### Goal
Isolate every line in the data with the string "suffix" and copy it.

-----

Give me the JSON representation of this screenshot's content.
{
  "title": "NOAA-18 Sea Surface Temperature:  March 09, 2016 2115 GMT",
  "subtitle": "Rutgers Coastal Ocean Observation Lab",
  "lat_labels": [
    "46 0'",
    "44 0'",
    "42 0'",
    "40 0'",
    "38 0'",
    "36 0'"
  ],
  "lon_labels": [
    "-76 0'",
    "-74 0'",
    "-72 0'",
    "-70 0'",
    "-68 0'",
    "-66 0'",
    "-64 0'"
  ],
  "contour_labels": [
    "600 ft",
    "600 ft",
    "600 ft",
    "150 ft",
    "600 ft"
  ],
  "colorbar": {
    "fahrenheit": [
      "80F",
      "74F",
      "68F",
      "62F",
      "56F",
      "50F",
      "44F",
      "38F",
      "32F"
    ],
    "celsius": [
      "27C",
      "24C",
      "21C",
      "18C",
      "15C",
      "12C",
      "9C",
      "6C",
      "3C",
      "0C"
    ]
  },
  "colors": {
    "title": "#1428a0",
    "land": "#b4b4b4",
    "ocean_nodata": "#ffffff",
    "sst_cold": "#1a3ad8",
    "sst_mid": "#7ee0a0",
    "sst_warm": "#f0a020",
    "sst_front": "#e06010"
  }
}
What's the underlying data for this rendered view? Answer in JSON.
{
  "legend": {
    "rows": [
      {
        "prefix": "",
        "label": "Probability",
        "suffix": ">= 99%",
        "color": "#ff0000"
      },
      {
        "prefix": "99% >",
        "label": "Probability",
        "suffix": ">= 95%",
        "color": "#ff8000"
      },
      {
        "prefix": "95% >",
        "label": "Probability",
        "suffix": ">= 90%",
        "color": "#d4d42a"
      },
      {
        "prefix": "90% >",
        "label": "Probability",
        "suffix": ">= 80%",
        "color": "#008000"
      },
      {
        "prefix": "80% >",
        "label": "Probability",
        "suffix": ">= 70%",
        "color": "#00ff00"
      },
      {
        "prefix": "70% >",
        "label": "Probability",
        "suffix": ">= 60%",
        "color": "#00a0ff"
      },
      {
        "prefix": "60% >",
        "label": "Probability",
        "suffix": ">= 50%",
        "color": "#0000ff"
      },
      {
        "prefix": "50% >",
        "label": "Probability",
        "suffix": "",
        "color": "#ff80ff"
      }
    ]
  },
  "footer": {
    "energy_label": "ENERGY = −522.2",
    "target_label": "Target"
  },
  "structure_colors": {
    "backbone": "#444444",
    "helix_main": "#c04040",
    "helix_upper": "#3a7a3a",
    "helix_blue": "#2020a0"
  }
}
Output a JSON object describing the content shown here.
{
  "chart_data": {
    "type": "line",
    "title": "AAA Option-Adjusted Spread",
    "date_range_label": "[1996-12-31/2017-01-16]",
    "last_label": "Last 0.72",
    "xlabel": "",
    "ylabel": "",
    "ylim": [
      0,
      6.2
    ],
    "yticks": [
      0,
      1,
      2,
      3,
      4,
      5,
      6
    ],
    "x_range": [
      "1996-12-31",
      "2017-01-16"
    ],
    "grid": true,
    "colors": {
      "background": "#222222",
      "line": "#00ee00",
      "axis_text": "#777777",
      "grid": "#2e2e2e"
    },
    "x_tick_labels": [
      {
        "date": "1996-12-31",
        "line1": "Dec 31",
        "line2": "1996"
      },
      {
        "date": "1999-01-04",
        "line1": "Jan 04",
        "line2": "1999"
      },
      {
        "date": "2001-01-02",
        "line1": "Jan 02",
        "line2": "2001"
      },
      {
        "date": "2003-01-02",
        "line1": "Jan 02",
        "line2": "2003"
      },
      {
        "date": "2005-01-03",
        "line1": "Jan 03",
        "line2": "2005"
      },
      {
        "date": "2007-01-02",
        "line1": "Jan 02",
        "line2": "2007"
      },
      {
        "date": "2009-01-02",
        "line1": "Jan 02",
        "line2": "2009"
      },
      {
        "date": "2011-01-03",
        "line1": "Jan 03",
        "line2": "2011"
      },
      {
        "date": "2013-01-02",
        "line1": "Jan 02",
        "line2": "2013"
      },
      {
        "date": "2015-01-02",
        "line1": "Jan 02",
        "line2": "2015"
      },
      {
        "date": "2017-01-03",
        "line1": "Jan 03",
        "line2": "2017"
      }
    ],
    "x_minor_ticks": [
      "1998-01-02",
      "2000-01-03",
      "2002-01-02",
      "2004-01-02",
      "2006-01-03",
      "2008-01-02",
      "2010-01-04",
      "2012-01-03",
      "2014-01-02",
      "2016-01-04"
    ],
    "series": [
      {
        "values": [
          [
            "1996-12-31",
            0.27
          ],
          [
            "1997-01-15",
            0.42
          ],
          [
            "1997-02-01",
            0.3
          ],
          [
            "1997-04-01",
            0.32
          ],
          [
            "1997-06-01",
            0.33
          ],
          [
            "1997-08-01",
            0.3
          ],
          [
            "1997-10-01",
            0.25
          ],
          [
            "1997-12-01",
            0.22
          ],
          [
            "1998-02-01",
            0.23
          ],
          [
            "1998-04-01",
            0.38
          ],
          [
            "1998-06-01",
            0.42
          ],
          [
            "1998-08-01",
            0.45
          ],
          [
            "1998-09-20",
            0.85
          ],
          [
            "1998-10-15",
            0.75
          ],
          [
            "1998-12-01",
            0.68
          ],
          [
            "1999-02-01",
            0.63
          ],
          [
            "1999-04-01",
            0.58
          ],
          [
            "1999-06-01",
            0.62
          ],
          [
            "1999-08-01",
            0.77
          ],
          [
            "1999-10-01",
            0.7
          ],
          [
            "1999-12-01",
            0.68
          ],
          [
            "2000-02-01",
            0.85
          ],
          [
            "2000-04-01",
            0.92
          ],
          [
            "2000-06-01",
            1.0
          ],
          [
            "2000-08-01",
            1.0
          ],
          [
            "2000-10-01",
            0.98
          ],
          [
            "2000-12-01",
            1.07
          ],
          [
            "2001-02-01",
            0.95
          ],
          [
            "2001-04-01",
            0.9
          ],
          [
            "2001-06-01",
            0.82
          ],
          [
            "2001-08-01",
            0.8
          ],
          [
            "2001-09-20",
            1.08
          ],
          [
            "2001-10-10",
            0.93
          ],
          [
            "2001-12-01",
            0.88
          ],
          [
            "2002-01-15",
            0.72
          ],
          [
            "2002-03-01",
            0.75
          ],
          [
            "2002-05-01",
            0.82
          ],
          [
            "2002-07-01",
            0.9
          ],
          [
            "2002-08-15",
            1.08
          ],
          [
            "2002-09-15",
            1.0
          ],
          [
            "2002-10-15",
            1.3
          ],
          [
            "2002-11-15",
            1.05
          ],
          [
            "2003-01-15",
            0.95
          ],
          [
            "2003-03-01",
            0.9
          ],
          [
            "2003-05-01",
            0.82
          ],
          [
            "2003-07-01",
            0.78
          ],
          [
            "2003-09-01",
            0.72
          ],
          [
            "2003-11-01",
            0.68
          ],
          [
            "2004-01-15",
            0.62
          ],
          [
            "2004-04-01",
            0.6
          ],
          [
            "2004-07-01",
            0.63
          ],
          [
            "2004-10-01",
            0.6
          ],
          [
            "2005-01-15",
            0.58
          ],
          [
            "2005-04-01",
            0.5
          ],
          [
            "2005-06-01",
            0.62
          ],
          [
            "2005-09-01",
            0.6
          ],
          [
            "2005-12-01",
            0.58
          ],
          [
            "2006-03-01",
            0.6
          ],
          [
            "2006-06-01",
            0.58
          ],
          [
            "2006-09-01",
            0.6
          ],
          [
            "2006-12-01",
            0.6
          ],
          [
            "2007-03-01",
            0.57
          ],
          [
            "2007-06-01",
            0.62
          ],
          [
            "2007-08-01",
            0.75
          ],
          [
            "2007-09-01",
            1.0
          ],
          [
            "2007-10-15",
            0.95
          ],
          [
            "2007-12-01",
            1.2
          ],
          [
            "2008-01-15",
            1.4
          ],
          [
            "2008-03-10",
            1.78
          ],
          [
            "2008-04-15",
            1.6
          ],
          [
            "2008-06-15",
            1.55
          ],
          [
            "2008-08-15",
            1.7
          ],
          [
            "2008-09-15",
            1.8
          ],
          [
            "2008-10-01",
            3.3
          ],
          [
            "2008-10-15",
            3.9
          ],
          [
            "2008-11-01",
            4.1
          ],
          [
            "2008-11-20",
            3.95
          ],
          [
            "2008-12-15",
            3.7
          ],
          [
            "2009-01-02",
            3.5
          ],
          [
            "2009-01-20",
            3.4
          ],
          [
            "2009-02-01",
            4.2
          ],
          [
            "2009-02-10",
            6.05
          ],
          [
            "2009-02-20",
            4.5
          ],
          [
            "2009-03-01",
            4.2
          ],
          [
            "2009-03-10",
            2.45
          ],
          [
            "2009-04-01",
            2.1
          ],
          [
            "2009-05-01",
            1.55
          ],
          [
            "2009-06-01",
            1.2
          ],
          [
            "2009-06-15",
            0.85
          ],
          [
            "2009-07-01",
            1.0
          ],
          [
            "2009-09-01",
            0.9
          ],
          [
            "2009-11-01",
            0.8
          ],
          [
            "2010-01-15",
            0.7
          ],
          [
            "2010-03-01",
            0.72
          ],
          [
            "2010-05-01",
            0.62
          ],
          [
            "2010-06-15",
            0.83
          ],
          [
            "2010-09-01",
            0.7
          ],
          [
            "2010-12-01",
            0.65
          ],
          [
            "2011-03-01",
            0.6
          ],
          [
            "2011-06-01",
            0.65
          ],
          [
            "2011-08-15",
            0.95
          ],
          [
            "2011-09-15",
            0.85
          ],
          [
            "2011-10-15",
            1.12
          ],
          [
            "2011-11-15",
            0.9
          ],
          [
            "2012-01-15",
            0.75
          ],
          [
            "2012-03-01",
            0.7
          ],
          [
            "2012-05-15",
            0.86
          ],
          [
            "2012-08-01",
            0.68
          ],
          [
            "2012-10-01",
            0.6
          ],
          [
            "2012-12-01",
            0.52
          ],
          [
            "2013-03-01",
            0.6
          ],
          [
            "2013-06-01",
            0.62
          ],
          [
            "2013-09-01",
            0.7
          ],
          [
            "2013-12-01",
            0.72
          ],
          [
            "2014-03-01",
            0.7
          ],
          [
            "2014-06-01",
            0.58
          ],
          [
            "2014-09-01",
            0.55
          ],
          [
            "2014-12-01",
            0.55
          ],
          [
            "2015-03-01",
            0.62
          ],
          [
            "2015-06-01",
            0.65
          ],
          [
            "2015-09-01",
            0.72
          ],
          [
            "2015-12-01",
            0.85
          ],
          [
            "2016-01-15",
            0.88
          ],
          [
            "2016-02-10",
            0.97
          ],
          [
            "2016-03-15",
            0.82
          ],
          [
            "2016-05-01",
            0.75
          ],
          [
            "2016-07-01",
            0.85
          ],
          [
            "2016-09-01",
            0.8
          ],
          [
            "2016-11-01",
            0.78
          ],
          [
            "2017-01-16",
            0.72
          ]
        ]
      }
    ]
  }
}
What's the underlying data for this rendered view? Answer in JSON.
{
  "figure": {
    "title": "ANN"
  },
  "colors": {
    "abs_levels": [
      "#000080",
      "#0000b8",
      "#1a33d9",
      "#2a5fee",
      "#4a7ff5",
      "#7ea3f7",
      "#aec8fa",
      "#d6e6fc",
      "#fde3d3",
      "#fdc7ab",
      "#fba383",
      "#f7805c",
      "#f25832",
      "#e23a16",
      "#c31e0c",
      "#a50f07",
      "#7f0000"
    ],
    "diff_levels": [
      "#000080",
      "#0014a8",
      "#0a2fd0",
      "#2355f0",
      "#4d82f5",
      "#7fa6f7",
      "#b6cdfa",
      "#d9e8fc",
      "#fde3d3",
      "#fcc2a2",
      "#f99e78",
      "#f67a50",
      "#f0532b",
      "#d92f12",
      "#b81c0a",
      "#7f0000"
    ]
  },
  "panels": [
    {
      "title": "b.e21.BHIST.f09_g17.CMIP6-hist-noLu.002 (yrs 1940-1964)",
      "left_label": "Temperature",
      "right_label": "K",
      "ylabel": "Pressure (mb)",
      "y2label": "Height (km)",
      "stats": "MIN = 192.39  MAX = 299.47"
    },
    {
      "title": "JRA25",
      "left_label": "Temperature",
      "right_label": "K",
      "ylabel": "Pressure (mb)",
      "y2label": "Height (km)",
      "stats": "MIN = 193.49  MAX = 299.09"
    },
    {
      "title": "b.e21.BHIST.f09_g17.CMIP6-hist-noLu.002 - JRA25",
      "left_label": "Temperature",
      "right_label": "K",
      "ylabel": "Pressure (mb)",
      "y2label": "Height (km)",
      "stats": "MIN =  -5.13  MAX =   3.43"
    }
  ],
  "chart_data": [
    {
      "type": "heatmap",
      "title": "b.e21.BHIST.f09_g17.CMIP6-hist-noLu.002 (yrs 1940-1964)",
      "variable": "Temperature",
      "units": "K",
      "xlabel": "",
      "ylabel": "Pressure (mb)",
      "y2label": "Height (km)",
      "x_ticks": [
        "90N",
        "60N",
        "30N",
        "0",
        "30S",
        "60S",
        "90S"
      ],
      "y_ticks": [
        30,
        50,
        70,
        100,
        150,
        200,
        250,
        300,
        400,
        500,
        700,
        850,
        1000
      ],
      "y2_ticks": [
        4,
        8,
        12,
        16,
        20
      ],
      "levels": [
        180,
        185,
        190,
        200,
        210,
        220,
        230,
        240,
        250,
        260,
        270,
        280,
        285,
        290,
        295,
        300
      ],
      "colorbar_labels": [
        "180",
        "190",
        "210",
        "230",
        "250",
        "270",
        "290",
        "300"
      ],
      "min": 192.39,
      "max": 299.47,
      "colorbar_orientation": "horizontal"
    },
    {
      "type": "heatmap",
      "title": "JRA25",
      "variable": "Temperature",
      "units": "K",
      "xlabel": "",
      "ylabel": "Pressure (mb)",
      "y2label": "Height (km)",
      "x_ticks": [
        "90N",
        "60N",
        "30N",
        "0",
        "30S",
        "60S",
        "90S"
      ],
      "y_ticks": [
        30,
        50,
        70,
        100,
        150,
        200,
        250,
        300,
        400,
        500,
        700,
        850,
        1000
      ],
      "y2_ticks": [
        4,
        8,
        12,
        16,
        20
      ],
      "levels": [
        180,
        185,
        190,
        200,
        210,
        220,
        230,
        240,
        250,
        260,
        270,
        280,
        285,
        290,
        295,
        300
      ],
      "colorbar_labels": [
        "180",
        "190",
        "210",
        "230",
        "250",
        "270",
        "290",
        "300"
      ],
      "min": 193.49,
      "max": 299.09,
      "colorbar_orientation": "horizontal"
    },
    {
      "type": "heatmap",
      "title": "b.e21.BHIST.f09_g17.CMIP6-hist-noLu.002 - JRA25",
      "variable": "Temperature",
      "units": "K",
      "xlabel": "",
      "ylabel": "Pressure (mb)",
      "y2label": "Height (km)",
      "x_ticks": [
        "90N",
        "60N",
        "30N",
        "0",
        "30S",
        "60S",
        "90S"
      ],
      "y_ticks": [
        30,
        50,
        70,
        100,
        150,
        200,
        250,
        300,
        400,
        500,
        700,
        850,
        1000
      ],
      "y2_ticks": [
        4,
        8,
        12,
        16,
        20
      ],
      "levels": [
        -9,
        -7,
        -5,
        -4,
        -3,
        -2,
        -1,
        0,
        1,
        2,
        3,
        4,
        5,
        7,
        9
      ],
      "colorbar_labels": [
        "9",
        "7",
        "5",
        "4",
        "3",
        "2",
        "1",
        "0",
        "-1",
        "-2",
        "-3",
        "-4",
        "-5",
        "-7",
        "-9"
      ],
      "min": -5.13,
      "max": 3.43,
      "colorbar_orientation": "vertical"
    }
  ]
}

-----

### Result
        "suffix": ">= 99%",
        "suffix": ">= 95%",
        "suffix": ">= 90%",
        "suffix": ">= 80%",
        "suffix": ">= 70%",
        "suffix": ">= 60%",
        "suffix": ">= 50%",
        "suffix": "",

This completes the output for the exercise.